● Stated goal
Using the data below, repeat all of it precisely.

Figure data in JSON:
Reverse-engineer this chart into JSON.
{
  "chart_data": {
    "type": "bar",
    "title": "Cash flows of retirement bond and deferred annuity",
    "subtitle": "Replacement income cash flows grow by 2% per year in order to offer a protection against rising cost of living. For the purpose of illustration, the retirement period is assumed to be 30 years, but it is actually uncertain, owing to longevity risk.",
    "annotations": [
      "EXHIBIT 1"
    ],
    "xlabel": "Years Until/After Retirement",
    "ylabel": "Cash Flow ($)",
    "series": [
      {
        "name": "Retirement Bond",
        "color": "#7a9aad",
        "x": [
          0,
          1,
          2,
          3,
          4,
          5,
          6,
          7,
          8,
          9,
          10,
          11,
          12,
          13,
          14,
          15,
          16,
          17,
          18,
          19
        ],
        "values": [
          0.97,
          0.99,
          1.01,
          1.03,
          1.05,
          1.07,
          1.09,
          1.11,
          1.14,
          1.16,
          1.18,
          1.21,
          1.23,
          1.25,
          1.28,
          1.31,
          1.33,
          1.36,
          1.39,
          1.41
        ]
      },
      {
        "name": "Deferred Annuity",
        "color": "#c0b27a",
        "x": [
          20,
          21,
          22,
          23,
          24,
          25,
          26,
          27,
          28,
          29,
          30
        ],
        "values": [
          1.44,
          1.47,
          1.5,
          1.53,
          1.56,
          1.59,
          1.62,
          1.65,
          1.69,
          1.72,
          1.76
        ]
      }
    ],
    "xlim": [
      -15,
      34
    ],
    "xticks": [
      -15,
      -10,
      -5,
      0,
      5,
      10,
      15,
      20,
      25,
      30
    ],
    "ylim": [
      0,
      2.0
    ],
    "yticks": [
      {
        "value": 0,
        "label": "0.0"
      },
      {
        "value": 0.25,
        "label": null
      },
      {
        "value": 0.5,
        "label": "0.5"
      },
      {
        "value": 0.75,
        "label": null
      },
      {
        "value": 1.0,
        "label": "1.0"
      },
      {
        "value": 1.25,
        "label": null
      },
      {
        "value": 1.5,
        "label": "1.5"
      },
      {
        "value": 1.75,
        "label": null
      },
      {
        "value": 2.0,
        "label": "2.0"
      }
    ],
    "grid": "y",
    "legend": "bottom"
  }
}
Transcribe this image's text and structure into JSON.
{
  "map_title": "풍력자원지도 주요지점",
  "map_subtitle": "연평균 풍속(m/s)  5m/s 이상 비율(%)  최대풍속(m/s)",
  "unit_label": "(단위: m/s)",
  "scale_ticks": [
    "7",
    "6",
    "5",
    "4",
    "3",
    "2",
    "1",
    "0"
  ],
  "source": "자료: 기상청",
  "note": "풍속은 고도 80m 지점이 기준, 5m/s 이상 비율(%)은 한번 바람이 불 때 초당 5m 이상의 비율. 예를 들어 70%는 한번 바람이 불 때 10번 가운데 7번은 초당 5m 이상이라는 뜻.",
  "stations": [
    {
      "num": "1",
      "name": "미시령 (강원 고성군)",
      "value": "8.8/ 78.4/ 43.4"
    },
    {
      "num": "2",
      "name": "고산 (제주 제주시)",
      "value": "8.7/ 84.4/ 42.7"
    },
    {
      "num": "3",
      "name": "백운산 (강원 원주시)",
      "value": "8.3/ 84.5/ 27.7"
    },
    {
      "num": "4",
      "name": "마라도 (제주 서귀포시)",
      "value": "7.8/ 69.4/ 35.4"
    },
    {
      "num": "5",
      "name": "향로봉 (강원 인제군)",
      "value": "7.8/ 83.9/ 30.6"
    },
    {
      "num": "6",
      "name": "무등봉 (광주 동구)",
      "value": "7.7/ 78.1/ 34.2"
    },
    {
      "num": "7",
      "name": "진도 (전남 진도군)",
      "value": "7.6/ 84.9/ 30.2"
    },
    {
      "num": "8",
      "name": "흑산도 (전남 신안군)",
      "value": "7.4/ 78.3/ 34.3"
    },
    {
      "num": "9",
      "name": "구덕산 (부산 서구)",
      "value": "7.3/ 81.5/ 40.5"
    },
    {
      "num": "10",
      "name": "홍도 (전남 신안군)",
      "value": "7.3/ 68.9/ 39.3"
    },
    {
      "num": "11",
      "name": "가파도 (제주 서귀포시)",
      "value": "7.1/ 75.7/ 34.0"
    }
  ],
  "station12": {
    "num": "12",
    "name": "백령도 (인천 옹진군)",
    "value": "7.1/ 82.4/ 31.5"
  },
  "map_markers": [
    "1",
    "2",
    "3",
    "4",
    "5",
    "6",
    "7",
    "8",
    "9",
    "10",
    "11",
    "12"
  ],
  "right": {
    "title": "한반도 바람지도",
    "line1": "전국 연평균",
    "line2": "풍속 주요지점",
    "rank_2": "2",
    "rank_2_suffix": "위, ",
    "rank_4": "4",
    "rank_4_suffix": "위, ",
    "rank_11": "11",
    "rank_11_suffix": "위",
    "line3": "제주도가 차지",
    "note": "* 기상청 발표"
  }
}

● Complete answer
Reverse-engineer this chart into JSON.
{
  "chart_data": {
    "type": "bar",
    "title": "Cash flows of retirement bond and deferred annuity",
    "subtitle": "Replacement income cash flows grow by 2% per year in order to offer a protection against rising cost of living. For the purpose of illustration, the retirement period is assumed to be 30 years, but it is actually uncertain, owing to longevity risk.",
    "annotations": [
      "EXHIBIT 1"
    ],
    "xlabel": "Years Until/After Retirement",
    "ylabel": "Cash Flow ($)",
    "series": [
      {
        "name": "Retirement Bond",
        "color": "#7a9aad",
        "x": [
          0,
          1,
          2,
          3,
          4,
          5,
          6,
          7,
          8,
          9,
          10,
          11,
          12,
          13,
          14,
          15,
          16,
          17,
          18,
          19
        ],
        "values": [
          0.97,
          0.99,
          1.01,
          1.03,
          1.05,
          1.07,
          1.09,
          1.11,
          1.14,
          1.16,
          1.18,
          1.21,
          1.23,
          1.25,
          1.28,
          1.31,
          1.33,
          1.36,
          1.39,
          1.41
        ]
      },
      {
        "name": "Deferred Annuity",
        "color": "#c0b27a",
        "x": [
          20,
          21,
          22,
          23,
          24,
          25,
          26,
          27,
          28,
          29,
          30
        ],
        "values": [
          1.44,
          1.47,
          1.5,
          1.53,
          1.56,
          1.59,
          1.62,
          1.65,
          1.69,
          1.72,
          1.76
        ]
      }
    ],
    "xlim": [
      -15,
      34
    ],
    "xticks": [
      -15,
      -10,
      -5,
      0,
      5,
      10,
      15,
      20,
      25,
      30
    ],
    "ylim": [
      0,
      2.0
    ],
    "yticks": [
      {
        "value": 0,
        "label": "0.0"
      },
      {
        "value": 0.25,
        "label": null
      },
      {
        "value": 0.5,
        "label": "0.5"
      },
      {
        "value": 0.75,
        "label": null
      },
      {
        "value": 1.0,
        "label": "1.0"
      },
      {
        "value": 1.25,
        "label": null
      },
      {
        "value": 1.5,
        "label": "1.5"
      },
      {
        "value": 1.75,
        "label": null
      },
      {
        "value": 2.0,
        "label": "2.0"
      }
    ],
    "grid": "y",
    "legend": "bottom"
  }
}
Transcribe this image's text and structure into JSON.
{
  "map_title": "풍력자원지도 주요지점",
  "map_subtitle": "연평균 풍속(m/s)  5m/s 이상 비율(%)  최대풍속(m/s)",
  "unit_label": "(단위: m/s)",
  "scale_ticks": [
    "7",
    "6",
    "5",
    "4",
    "3",
    "2",
    "1",
    "0"
  ],
  "source": "자료: 기상청",
  "note": "풍속은 고도 80m 지점이 기준, 5m/s 이상 비율(%)은 한번 바람이 불 때 초당 5m 이상의 비율. 예를 들어 70%는 한번 바람이 불 때 10번 가운데 7번은 초당 5m 이상이라는 뜻.",
  "stations": [
    {
      "num": "1",
      "name": "미시령 (강원 고성군)",
      "value": "8.8/ 78.4/ 43.4"
    },
    {
      "num": "2",
      "name": "고산 (제주 제주시)",
      "value": "8.7/ 84.4/ 42.7"
    },
    {
      "num": "3",
      "name": "백운산 (강원 원주시)",
      "value": "8.3/ 84.5/ 27.7"
    },
    {
      "num": "4",
      "name": "마라도 (제주 서귀포시)",
      "value": "7.8/ 69.4/ 35.4"
    },
    {
      "num": "5",
      "name": "향로봉 (강원 인제군)",
      "value": "7.8/ 83.9/ 30.6"
    },
    {
      "num": "6",
      "name": "무등봉 (광주 동구)",
      "value": "7.7/ 78.1/ 34.2"
    },
    {
      "num": "7",
      "name": "진도 (전남 진도군)",
      "value": "7.6/ 84.9/ 30.2"
    },
    {
      "num": "8",
      "name": "흑산도 (전남 신안군)",
      "value": "7.4/ 78.3/ 34.3"
    },
    {
      "num": "9",
      "name": "구덕산 (부산 서구)",
      "value": "7.3/ 81.5/ 40.5"
    },
    {
      "num": "10",
      "name": "홍도 (전남 신안군)",
      "value": "7.3/ 68.9/ 39.3"
    },
    {
      "num": "11",
      "name": "가파도 (제주 서귀포시)",
      "value": "7.1/ 75.7/ 34.0"
    }
  ],
  "station12": {
    "num": "12",
    "name": "백령도 (인천 옹진군)",
    "value": "7.1/ 82.4/ 31.5"
  },
  "map_markers": [
    "1",
    "2",
    "3",
    "4",
    "5",
    "6",
    "7",
    "8",
    "9",
    "10",
    "11",
    "12"
  ],
  "right": {
    "title": "한반도 바람지도",
    "line1": "전국 연평균",
    "line2": "풍속 주요지점",
    "rank_2": "2",
    "rank_2_suffix": "위, ",
    "rank_4": "4",
    "rank_4_suffix": "위, ",
    "rank_11": "11",
    "rank_11_suffix": "위",
    "line3": "제주도가 차지",
    "note": "* 기상청 발표"
  }
}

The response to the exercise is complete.